------ Records to process ------
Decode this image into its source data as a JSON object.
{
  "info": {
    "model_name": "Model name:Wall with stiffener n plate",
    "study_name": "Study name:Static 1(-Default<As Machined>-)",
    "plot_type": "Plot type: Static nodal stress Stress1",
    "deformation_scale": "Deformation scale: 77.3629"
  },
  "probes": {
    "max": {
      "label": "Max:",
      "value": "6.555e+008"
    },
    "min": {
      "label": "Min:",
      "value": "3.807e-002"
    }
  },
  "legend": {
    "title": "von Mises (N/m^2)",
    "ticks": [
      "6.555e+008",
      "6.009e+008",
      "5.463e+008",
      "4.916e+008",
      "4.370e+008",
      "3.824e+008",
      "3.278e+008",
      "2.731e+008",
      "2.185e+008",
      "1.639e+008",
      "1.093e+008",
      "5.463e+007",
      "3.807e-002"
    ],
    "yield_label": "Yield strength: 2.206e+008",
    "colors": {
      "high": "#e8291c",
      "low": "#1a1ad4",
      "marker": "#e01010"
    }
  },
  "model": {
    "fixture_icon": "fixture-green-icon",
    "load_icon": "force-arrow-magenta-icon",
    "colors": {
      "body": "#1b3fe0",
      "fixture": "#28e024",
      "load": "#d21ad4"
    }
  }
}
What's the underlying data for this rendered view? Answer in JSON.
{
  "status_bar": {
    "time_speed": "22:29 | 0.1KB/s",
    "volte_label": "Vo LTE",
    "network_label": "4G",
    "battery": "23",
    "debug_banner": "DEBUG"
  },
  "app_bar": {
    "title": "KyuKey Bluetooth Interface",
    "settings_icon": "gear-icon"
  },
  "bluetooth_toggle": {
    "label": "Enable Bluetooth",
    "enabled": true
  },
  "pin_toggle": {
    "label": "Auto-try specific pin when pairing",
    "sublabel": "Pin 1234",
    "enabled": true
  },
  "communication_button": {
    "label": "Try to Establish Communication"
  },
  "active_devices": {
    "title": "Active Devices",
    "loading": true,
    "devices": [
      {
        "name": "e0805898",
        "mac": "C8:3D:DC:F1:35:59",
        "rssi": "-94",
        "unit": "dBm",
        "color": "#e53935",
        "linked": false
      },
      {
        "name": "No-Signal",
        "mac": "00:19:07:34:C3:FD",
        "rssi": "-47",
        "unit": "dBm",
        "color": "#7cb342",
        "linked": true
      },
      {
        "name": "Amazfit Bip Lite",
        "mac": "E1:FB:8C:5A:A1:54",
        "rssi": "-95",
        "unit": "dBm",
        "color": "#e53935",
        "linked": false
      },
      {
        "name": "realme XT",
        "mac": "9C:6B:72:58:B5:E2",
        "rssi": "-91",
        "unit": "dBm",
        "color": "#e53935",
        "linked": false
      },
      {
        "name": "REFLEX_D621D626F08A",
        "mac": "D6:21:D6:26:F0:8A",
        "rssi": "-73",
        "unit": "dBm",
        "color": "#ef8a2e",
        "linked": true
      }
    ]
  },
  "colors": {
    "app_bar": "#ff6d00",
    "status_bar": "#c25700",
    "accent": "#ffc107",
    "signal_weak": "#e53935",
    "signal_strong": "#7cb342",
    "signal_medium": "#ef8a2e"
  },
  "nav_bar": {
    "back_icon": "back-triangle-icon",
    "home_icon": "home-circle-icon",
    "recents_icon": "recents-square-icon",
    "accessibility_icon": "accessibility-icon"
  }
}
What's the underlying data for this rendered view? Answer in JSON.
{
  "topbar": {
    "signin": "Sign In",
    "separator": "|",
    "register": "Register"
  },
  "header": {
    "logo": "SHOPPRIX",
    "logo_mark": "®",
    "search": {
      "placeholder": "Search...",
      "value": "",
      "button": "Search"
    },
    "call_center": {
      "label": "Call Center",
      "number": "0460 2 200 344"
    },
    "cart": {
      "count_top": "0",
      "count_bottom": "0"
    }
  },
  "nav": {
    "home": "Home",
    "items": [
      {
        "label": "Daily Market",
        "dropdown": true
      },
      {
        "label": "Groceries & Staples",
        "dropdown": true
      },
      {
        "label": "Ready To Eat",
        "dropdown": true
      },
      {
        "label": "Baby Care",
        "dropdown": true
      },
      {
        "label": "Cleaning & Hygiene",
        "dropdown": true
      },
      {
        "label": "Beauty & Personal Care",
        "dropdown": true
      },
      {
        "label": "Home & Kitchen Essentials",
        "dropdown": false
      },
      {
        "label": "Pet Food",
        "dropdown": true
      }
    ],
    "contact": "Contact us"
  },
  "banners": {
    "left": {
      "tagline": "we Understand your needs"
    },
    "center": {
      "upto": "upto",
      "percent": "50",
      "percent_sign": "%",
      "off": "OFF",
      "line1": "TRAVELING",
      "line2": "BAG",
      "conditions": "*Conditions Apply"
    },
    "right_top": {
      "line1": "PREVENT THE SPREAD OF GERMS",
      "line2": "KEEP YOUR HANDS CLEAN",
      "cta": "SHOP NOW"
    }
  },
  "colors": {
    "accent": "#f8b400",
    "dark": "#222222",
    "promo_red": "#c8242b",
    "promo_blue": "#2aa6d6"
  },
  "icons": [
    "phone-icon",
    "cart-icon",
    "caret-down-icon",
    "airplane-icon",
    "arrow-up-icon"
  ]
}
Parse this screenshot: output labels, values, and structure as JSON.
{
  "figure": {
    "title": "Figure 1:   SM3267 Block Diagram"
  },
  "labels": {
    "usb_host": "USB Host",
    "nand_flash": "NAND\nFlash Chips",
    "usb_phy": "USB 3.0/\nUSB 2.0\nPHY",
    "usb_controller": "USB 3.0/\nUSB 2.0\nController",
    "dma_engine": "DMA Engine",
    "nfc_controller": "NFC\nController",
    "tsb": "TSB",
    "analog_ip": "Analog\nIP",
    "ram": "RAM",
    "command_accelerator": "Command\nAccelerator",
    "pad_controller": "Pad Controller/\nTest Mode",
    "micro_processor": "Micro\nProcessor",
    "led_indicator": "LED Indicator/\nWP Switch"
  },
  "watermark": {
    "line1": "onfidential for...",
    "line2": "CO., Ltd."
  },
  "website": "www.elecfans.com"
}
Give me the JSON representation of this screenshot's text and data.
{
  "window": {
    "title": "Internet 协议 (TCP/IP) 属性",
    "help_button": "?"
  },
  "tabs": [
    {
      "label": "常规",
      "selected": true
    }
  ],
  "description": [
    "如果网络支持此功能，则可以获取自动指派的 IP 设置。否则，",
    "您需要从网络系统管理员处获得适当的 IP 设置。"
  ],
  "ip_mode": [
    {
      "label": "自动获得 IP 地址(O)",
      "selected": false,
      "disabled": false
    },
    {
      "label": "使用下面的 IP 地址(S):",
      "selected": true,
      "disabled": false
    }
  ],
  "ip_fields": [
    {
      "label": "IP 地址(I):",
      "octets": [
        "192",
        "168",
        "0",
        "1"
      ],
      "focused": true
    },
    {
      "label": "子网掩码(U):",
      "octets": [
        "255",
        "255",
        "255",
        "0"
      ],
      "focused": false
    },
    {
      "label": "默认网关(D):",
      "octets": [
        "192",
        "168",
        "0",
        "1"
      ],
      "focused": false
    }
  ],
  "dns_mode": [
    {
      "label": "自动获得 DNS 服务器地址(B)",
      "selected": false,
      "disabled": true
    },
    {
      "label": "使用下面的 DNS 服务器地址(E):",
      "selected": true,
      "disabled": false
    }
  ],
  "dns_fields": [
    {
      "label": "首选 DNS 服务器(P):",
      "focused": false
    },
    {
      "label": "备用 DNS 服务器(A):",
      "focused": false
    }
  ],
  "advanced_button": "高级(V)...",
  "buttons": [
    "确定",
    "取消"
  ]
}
------
## Your task
Copy out each line in the preceding records that contains "自动获得".

## Solution for this task
      "label": "自动获得 IP 地址(O)",
      "label": "自动获得 DNS 服务器地址(B)",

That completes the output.